-------- Provided records --------

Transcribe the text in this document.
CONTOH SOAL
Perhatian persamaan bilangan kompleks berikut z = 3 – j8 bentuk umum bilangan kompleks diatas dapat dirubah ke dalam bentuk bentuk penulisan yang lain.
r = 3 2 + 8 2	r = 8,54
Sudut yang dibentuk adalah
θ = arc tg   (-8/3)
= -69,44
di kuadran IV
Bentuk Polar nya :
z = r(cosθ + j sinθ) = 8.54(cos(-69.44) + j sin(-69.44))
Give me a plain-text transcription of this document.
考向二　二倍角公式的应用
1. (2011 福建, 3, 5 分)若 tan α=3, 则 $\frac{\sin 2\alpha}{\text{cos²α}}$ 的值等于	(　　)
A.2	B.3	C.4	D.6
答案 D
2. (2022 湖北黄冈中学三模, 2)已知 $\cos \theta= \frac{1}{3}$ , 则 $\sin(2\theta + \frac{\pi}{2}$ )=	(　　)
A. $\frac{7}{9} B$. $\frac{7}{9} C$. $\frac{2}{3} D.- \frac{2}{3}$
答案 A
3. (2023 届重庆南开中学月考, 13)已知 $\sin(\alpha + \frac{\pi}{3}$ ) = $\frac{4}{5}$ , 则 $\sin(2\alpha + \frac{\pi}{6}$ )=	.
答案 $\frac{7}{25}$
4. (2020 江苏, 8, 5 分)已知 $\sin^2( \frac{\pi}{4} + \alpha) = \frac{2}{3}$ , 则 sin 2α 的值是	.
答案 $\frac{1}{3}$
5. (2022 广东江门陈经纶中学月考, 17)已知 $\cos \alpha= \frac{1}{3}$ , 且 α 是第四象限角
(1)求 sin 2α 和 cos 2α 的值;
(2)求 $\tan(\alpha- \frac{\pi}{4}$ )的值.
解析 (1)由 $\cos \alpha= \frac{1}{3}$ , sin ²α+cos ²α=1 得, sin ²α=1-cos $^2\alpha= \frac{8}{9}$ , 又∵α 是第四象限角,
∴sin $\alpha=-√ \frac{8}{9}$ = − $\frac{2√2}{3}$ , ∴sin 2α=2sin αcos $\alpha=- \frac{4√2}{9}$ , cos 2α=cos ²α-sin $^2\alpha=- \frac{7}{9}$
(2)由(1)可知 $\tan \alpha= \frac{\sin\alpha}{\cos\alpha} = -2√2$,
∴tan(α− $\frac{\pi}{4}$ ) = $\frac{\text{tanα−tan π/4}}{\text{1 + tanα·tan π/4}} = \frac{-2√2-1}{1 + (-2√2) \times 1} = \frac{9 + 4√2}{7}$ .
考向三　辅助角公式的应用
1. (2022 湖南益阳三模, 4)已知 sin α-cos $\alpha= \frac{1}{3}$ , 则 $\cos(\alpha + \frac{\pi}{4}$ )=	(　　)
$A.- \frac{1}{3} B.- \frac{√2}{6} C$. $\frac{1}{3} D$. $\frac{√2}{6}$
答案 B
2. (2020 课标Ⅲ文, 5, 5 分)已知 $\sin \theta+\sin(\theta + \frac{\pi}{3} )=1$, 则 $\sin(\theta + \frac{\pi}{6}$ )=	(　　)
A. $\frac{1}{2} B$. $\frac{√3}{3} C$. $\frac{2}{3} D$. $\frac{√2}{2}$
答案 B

--------

▶ Task to carry out:
Exactly as written, please output every entry.

▶ Final result:
Transcribe the text in this document.
CONTOH SOAL
Perhatian persamaan bilangan kompleks berikut z = 3 – j8 bentuk umum bilangan kompleks diatas dapat dirubah ke dalam bentuk bentuk penulisan yang lain.
r = 3 2 + 8 2	r = 8,54
Sudut yang dibentuk adalah
θ = arc tg   (-8/3)
= -69,44
di kuadran IV
Bentuk Polar nya :
z = r(cosθ + j sinθ) = 8.54(cos(-69.44) + j sin(-69.44))
Give me a plain-text transcription of this document.
考向二　二倍角公式的应用
1. (2011 福建, 3, 5 分)若 tan α=3, 则 $\frac{\sin 2\alpha}{\text{cos²α}}$ 的值等于	(　　)
A.2	B.3	C.4	D.6
答案 D
2. (2022 湖北黄冈中学三模, 2)已知 $\cos \theta= \frac{1}{3}$ , 则 $\sin(2\theta + \frac{\pi}{2}$ )=	(　　)
A. $\frac{7}{9} B$. $\frac{7}{9} C$. $\frac{2}{3} D.- \frac{2}{3}$
答案 A
3. (2023 届重庆南开中学月考, 13)已知 $\sin(\alpha + \frac{\pi}{3}$ ) = $\frac{4}{5}$ , 则 $\sin(2\alpha + \frac{\pi}{6}$ )=	.
答案 $\frac{7}{25}$
4. (2020 江苏, 8, 5 分)已知 $\sin^2( \frac{\pi}{4} + \alpha) = \frac{2}{3}$ , 则 sin 2α 的值是	.
答案 $\frac{1}{3}$
5. (2022 广东江门陈经纶中学月考, 17)已知 $\cos \alpha= \frac{1}{3}$ , 且 α 是第四象限角
(1)求 sin 2α 和 cos 2α 的值;
(2)求 $\tan(\alpha- \frac{\pi}{4}$ )的值.
解析 (1)由 $\cos \alpha= \frac{1}{3}$ , sin ²α+cos ²α=1 得, sin ²α=1-cos $^2\alpha= \frac{8}{9}$ , 又∵α 是第四象限角,
∴sin $\alpha=-√ \frac{8}{9}$ = − $\frac{2√2}{3}$ , ∴sin 2α=2sin αcos $\alpha=- \frac{4√2}{9}$ , cos 2α=cos ²α-sin $^2\alpha=- \frac{7}{9}$
(2)由(1)可知 $\tan \alpha= \frac{\sin\alpha}{\cos\alpha} = -2√2$,
∴tan(α− $\frac{\pi}{4}$ ) = $\frac{\text{tanα−tan π/4}}{\text{1 + tanα·tan π/4}} = \frac{-2√2-1}{1 + (-2√2) \times 1} = \frac{9 + 4√2}{7}$ .
考向三　辅助角公式的应用
1. (2022 湖南益阳三模, 4)已知 sin α-cos $\alpha= \frac{1}{3}$ , 则 $\cos(\alpha + \frac{\pi}{4}$ )=	(　　)
$A.- \frac{1}{3} B.- \frac{√2}{6} C$. $\frac{1}{3} D$. $\frac{√2}{6}$
答案 B
2. (2020 课标Ⅲ文, 5, 5 分)已知 $\sin \theta+\sin(\theta + \frac{\pi}{3} )=1$, 则 $\sin(\theta + \frac{\pi}{6}$ )=	(　　)
A. $\frac{1}{2} B$. $\frac{√3}{3} C$. $\frac{2}{3} D$. $\frac{√2}{2}$
答案 B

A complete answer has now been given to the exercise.